* BEGIN WORKING DATA *

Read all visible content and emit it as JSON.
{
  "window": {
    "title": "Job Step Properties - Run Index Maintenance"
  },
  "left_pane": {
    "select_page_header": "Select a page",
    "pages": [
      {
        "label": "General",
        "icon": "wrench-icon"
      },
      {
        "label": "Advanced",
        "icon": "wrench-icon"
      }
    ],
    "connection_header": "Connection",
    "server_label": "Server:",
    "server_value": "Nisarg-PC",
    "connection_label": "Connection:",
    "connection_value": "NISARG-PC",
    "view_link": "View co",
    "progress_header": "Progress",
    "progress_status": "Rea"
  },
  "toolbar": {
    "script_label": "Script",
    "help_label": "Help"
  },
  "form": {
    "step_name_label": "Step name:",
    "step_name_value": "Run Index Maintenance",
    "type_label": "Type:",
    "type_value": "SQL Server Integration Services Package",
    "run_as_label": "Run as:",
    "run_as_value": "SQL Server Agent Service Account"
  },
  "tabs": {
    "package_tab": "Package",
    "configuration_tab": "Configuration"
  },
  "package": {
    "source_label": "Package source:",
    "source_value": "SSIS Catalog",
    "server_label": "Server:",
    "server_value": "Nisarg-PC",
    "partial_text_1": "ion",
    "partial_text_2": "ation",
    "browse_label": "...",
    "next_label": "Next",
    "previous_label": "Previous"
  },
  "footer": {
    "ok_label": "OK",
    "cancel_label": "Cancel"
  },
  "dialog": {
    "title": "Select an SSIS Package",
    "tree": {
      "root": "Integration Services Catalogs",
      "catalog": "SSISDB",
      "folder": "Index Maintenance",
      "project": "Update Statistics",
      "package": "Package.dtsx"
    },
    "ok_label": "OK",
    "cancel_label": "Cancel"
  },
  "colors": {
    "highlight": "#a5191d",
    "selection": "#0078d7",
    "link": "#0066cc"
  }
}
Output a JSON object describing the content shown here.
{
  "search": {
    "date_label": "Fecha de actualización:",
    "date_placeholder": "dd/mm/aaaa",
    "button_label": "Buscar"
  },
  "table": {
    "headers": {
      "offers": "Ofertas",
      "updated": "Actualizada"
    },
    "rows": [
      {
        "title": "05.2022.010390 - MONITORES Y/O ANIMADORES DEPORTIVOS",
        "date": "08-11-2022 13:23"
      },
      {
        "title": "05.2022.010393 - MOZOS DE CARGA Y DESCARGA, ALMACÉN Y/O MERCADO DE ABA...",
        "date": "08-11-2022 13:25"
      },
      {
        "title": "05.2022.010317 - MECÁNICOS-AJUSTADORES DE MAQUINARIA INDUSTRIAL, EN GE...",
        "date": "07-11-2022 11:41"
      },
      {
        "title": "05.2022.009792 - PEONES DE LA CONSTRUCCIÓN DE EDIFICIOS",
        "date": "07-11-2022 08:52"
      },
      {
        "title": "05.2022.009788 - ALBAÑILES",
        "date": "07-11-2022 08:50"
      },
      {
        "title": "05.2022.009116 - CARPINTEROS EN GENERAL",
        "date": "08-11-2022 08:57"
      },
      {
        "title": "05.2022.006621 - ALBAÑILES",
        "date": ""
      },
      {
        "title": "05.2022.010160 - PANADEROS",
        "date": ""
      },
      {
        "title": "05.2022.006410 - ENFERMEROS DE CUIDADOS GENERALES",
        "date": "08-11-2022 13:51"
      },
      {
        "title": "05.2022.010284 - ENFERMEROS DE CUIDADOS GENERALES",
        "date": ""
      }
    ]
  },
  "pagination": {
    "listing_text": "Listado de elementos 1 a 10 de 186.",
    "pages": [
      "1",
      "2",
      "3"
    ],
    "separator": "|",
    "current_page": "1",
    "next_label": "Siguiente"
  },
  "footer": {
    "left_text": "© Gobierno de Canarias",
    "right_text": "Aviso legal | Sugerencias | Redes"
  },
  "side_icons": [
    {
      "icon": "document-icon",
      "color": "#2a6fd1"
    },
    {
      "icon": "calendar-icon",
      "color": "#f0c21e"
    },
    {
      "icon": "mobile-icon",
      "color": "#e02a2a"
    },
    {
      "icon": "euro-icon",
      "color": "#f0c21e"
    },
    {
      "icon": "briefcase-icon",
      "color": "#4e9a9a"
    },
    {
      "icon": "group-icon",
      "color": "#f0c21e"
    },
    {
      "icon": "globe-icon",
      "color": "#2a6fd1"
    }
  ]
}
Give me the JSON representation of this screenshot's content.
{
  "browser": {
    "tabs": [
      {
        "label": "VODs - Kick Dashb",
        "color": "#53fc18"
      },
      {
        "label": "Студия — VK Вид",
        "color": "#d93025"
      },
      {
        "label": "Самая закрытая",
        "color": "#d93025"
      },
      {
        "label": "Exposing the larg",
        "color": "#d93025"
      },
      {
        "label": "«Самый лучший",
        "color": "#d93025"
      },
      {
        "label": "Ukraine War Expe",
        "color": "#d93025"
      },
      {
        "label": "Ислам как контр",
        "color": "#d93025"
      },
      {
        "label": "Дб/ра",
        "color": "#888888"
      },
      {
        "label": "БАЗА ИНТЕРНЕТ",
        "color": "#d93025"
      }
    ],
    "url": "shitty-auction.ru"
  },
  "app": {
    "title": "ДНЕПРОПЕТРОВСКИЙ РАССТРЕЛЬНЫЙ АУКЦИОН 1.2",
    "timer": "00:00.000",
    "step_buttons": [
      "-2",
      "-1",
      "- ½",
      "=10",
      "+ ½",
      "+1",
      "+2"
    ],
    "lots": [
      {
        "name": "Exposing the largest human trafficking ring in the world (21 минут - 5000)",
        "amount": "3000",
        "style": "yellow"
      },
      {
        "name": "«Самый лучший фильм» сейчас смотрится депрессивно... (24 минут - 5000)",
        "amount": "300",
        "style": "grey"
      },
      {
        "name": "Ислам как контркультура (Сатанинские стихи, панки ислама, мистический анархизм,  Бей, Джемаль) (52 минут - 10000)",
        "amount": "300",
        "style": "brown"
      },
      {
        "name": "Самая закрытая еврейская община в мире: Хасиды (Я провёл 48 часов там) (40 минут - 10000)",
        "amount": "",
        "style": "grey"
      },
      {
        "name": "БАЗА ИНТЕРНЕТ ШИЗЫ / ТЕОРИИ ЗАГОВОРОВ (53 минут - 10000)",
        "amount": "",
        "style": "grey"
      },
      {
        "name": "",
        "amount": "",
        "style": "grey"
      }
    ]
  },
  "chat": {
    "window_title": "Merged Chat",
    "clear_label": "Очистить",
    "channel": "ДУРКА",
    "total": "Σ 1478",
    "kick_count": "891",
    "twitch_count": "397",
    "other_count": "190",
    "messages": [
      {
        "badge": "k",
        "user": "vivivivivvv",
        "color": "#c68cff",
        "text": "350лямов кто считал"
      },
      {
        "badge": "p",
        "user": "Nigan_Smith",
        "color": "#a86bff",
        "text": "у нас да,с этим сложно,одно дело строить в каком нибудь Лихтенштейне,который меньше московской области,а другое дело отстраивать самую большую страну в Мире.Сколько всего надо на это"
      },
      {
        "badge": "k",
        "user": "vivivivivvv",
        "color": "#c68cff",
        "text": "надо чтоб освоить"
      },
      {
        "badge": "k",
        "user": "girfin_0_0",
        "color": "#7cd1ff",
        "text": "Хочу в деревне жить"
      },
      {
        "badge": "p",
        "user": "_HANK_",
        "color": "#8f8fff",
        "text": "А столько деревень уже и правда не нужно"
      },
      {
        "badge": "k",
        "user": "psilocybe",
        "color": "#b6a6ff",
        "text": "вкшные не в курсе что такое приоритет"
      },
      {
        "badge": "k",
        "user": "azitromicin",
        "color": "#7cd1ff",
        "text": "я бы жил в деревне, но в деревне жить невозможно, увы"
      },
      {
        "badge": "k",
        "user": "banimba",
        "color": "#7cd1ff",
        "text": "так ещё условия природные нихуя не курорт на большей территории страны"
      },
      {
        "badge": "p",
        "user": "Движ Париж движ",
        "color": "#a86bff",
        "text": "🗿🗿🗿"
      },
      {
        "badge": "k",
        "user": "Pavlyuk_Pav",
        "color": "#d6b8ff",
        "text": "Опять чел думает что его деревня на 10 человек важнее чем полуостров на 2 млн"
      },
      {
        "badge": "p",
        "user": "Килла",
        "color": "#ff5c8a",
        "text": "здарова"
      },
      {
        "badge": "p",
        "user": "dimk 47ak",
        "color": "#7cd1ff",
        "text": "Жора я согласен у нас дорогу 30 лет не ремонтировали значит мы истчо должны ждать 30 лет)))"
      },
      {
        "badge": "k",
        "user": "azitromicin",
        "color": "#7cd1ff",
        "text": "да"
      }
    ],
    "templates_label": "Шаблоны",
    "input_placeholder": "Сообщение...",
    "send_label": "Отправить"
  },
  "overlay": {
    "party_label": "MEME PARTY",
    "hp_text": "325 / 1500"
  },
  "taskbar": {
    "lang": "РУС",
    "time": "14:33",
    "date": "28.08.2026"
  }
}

* END WORKING DATA *

● PROBLEM DETAILS: Examine the entries and report how many of their lines contain the string "JSON", giving no more than the number.

● WRITTEN ANSWER: 3